** WORK TO COMPLETE **
Without the pictures, output the records below word for word.

** SUPPLIED DATA **
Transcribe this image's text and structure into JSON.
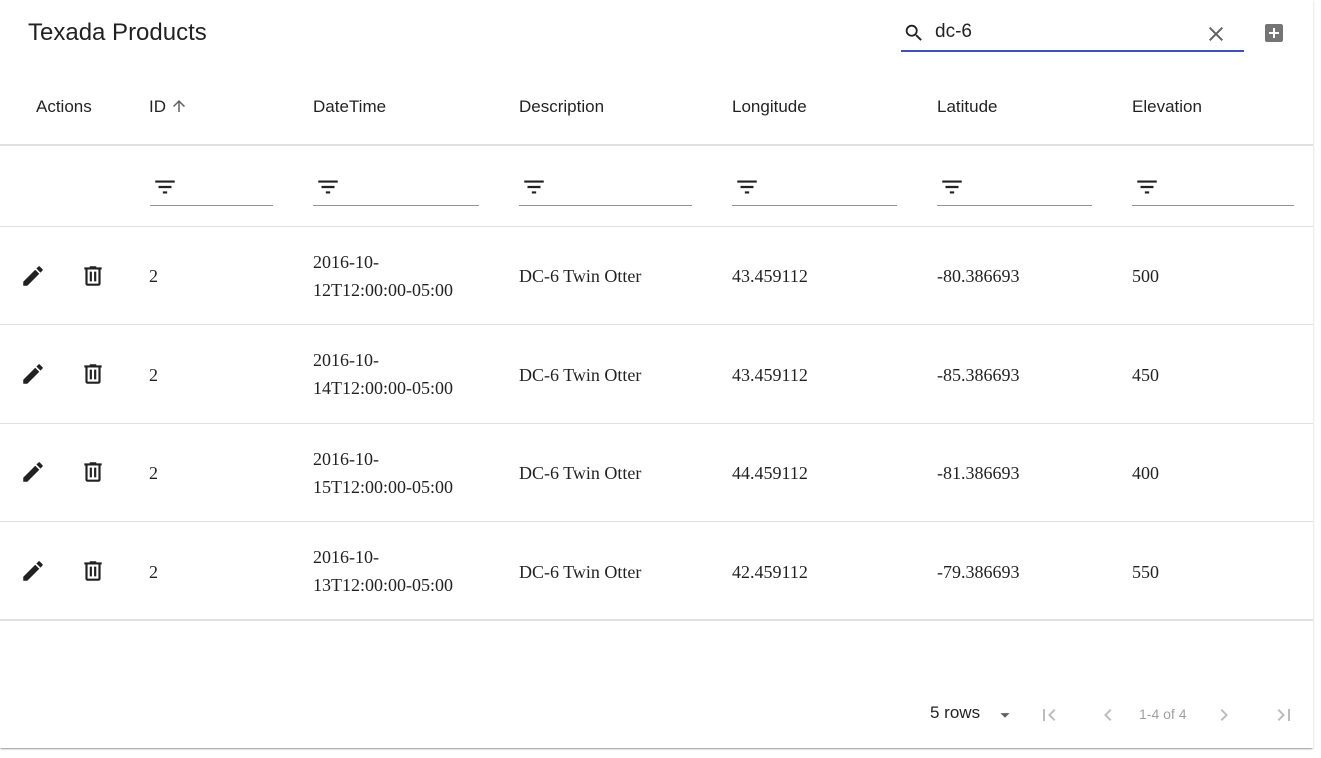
{
  "header": {
    "title": "Texada Products",
    "search_value": "dc-6"
  },
  "columns": [
    {
      "label": "Actions"
    },
    {
      "label": "ID"
    },
    {
      "label": "DateTime"
    },
    {
      "label": "Description"
    },
    {
      "label": "Longitude"
    },
    {
      "label": "Latitude"
    },
    {
      "label": "Elevation"
    }
  ],
  "rows": [
    {
      "id": "2",
      "datetime_line1": "2016-10-",
      "datetime_line2": "12T12:00:00-05:00",
      "description": "DC-6 Twin Otter",
      "longitude": "43.459112",
      "latitude": "-80.386693",
      "elevation": "500"
    },
    {
      "id": "2",
      "datetime_line1": "2016-10-",
      "datetime_line2": "14T12:00:00-05:00",
      "description": "DC-6 Twin Otter",
      "longitude": "43.459112",
      "latitude": "-85.386693",
      "elevation": "450"
    },
    {
      "id": "2",
      "datetime_line1": "2016-10-",
      "datetime_line2": "15T12:00:00-05:00",
      "description": "DC-6 Twin Otter",
      "longitude": "44.459112",
      "latitude": "-81.386693",
      "elevation": "400"
    },
    {
      "id": "2",
      "datetime_line1": "2016-10-",
      "datetime_line2": "13T12:00:00-05:00",
      "description": "DC-6 Twin Otter",
      "longitude": "42.459112",
      "latitude": "-79.386693",
      "elevation": "550"
    }
  ],
  "pagination": {
    "rows_per_page": "5 rows",
    "range_text": "1-4 of 4"
  },
  "icons": {
    "search": "search-icon",
    "clear": "close-icon",
    "add": "add-box-icon",
    "sort": "arrow-upward-icon",
    "filter": "filter-list-icon",
    "edit": "edit-icon",
    "delete": "delete-icon",
    "first": "first-page-icon",
    "prev": "chevron-left-icon",
    "next": "chevron-right-icon",
    "last": "last-page-icon",
    "dropdown": "arrow-drop-down-icon"
  },
  "colors": {
    "accent": "#3f51b5",
    "icon": "#212121",
    "disabled": "#bdbdbd"
  }
}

** COMPLETED EXERCISE **
Transcribe this image's text and structure into JSON.
{
  "header": {
    "title": "Texada Products",
    "search_value": "dc-6"
  },
  "columns": [
    {
      "label": "Actions"
    },
    {
      "label": "ID"
    },
    {
      "label": "DateTime"
    },
    {
      "label": "Description"
    },
    {
      "label": "Longitude"
    },
    {
      "label": "Latitude"
    },
    {
      "label": "Elevation"
    }
  ],
  "rows": [
    {
      "id": "2",
      "datetime_line1": "2016-10-",
      "datetime_line2": "12T12:00:00-05:00",
      "description": "DC-6 Twin Otter",
      "longitude": "43.459112",
      "latitude": "-80.386693",
      "elevation": "500"
    },
    {
      "id": "2",
      "datetime_line1": "2016-10-",
      "datetime_line2": "14T12:00:00-05:00",
      "description": "DC-6 Twin Otter",
      "longitude": "43.459112",
      "latitude": "-85.386693",
      "elevation": "450"
    },
    {
      "id": "2",
      "datetime_line1": "2016-10-",
      "datetime_line2": "15T12:00:00-05:00",
      "description": "DC-6 Twin Otter",
      "longitude": "44.459112",
      "latitude": "-81.386693",
      "elevation": "400"
    },
    {
      "id": "2",
      "datetime_line1": "2016-10-",
      "datetime_line2": "13T12:00:00-05:00",
      "description": "DC-6 Twin Otter",
      "longitude": "42.459112",
      "latitude": "-79.386693",
      "elevation": "550"
    }
  ],
  "pagination": {
    "rows_per_page": "5 rows",
    "range_text": "1-4 of 4"
  },
  "icons": {
    "search": "search-icon",
    "clear": "close-icon",
    "add": "add-box-icon",
    "sort": "arrow-upward-icon",
    "filter": "filter-list-icon",
    "edit": "edit-icon",
    "delete": "delete-icon",
    "first": "first-page-icon",
    "prev": "chevron-left-icon",
    "next": "chevron-right-icon",
    "last": "last-page-icon",
    "dropdown": "arrow-drop-down-icon"
  },
  "colors": {
    "accent": "#3f51b5",
    "icon": "#212121",
    "disabled": "#bdbdbd"
  }
}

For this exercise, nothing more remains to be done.